Task requirements:
Could you write out every record below exactly, leaving out any pictures?

-- Begin Given information --

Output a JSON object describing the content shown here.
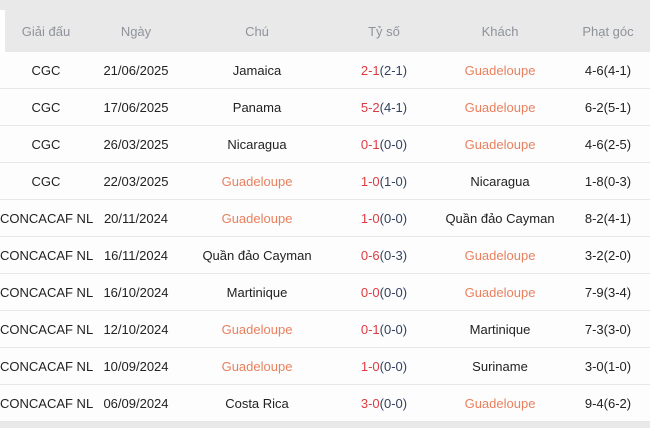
{
  "colors": {
    "page_background": "#e9e9e9",
    "header_background": "#e9e9e9",
    "header_text": "#8e939a",
    "body_text": "#222222",
    "score_red": "#dd3b41",
    "score_detail_navy": "#33425e",
    "highlight_team_orange": "#e9805e",
    "row_separator": "#e7e7e7"
  },
  "table": {
    "columns": [
      {
        "key": "league",
        "label": "Giải đấu"
      },
      {
        "key": "date",
        "label": "Ngày"
      },
      {
        "key": "home",
        "label": "Chú"
      },
      {
        "key": "score",
        "label": "Tỷ số"
      },
      {
        "key": "away",
        "label": "Khách"
      },
      {
        "key": "corners",
        "label": "Phạt góc"
      }
    ],
    "rows": [
      {
        "league": "CGC",
        "date": "21/06/2025",
        "home": "Jamaica",
        "home_highlight": false,
        "score": "2-1",
        "score_detail": "(2-1)",
        "away": "Guadeloupe",
        "away_highlight": true,
        "corners": "4-6(4-1)"
      },
      {
        "league": "CGC",
        "date": "17/06/2025",
        "home": "Panama",
        "home_highlight": false,
        "score": "5-2",
        "score_detail": "(4-1)",
        "away": "Guadeloupe",
        "away_highlight": true,
        "corners": "6-2(5-1)"
      },
      {
        "league": "CGC",
        "date": "26/03/2025",
        "home": "Nicaragua",
        "home_highlight": false,
        "score": "0-1",
        "score_detail": "(0-0)",
        "away": "Guadeloupe",
        "away_highlight": true,
        "corners": "4-6(2-5)"
      },
      {
        "league": "CGC",
        "date": "22/03/2025",
        "home": "Guadeloupe",
        "home_highlight": true,
        "score": "1-0",
        "score_detail": "(1-0)",
        "away": "Nicaragua",
        "away_highlight": false,
        "corners": "1-8(0-3)"
      },
      {
        "league": "CONCACAF NL",
        "date": "20/11/2024",
        "home": "Guadeloupe",
        "home_highlight": true,
        "score": "1-0",
        "score_detail": "(0-0)",
        "away": "Quần đảo Cayman",
        "away_highlight": false,
        "corners": "8-2(4-1)"
      },
      {
        "league": "CONCACAF NL",
        "date": "16/11/2024",
        "home": "Quần đảo Cayman",
        "home_highlight": false,
        "score": "0-6",
        "score_detail": "(0-3)",
        "away": "Guadeloupe",
        "away_highlight": true,
        "corners": "3-2(2-0)"
      },
      {
        "league": "CONCACAF NL",
        "date": "16/10/2024",
        "home": "Martinique",
        "home_highlight": false,
        "score": "0-0",
        "score_detail": "(0-0)",
        "away": "Guadeloupe",
        "away_highlight": true,
        "corners": "7-9(3-4)"
      },
      {
        "league": "CONCACAF NL",
        "date": "12/10/2024",
        "home": "Guadeloupe",
        "home_highlight": true,
        "score": "0-1",
        "score_detail": "(0-0)",
        "away": "Martinique",
        "away_highlight": false,
        "corners": "7-3(3-0)"
      },
      {
        "league": "CONCACAF NL",
        "date": "10/09/2024",
        "home": "Guadeloupe",
        "home_highlight": true,
        "score": "1-0",
        "score_detail": "(0-0)",
        "away": "Suriname",
        "away_highlight": false,
        "corners": "3-0(1-0)"
      },
      {
        "league": "CONCACAF NL",
        "date": "06/09/2024",
        "home": "Costa Rica",
        "home_highlight": false,
        "score": "3-0",
        "score_detail": "(0-0)",
        "away": "Guadeloupe",
        "away_highlight": true,
        "corners": "9-4(6-2)"
      }
    ]
  }
}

-- End Given information --

Problem solution:
Output a JSON object describing the content shown here.
{
  "colors": {
    "page_background": "#e9e9e9",
    "header_background": "#e9e9e9",
    "header_text": "#8e939a",
    "body_text": "#222222",
    "score_red": "#dd3b41",
    "score_detail_navy": "#33425e",
    "highlight_team_orange": "#e9805e",
    "row_separator": "#e7e7e7"
  },
  "table": {
    "columns": [
      {
        "key": "league",
        "label": "Giải đấu"
      },
      {
        "key": "date",
        "label": "Ngày"
      },
      {
        "key": "home",
        "label": "Chú"
      },
      {
        "key": "score",
        "label": "Tỷ số"
      },
      {
        "key": "away",
        "label": "Khách"
      },
      {
        "key": "corners",
        "label": "Phạt góc"
      }
    ],
    "rows": [
      {
        "league": "CGC",
        "date": "21/06/2025",
        "home": "Jamaica",
        "home_highlight": false,
        "score": "2-1",
        "score_detail": "(2-1)",
        "away": "Guadeloupe",
        "away_highlight": true,
        "corners": "4-6(4-1)"
      },
      {
        "league": "CGC",
        "date": "17/06/2025",
        "home": "Panama",
        "home_highlight": false,
        "score": "5-2",
        "score_detail": "(4-1)",
        "away": "Guadeloupe",
        "away_highlight": true,
        "corners": "6-2(5-1)"
      },
      {
        "league": "CGC",
        "date": "26/03/2025",
        "home": "Nicaragua",
        "home_highlight": false,
        "score": "0-1",
        "score_detail": "(0-0)",
        "away": "Guadeloupe",
        "away_highlight": true,
        "corners": "4-6(2-5)"
      },
      {
        "league": "CGC",
        "date": "22/03/2025",
        "home": "Guadeloupe",
        "home_highlight": true,
        "score": "1-0",
        "score_detail": "(1-0)",
        "away": "Nicaragua",
        "away_highlight": false,
        "corners": "1-8(0-3)"
      },
      {
        "league": "CONCACAF NL",
        "date": "20/11/2024",
        "home": "Guadeloupe",
        "home_highlight": true,
        "score": "1-0",
        "score_detail": "(0-0)",
        "away": "Quần đảo Cayman",
        "away_highlight": false,
        "corners": "8-2(4-1)"
      },
      {
        "league": "CONCACAF NL",
        "date": "16/11/2024",
        "home": "Quần đảo Cayman",
        "home_highlight": false,
        "score": "0-6",
        "score_detail": "(0-3)",
        "away": "Guadeloupe",
        "away_highlight": true,
        "corners": "3-2(2-0)"
      },
      {
        "league": "CONCACAF NL",
        "date": "16/10/2024",
        "home": "Martinique",
        "home_highlight": false,
        "score": "0-0",
        "score_detail": "(0-0)",
        "away": "Guadeloupe",
        "away_highlight": true,
        "corners": "7-9(3-4)"
      },
      {
        "league": "CONCACAF NL",
        "date": "12/10/2024",
        "home": "Guadeloupe",
        "home_highlight": true,
        "score": "0-1",
        "score_detail": "(0-0)",
        "away": "Martinique",
        "away_highlight": false,
        "corners": "7-3(3-0)"
      },
      {
        "league": "CONCACAF NL",
        "date": "10/09/2024",
        "home": "Guadeloupe",
        "home_highlight": true,
        "score": "1-0",
        "score_detail": "(0-0)",
        "away": "Suriname",
        "away_highlight": false,
        "corners": "3-0(1-0)"
      },
      {
        "league": "CONCACAF NL",
        "date": "06/09/2024",
        "home": "Costa Rica",
        "home_highlight": false,
        "score": "3-0",
        "score_detail": "(0-0)",
        "away": "Guadeloupe",
        "away_highlight": true,
        "corners": "9-4(6-2)"
      }
    ]
  }
}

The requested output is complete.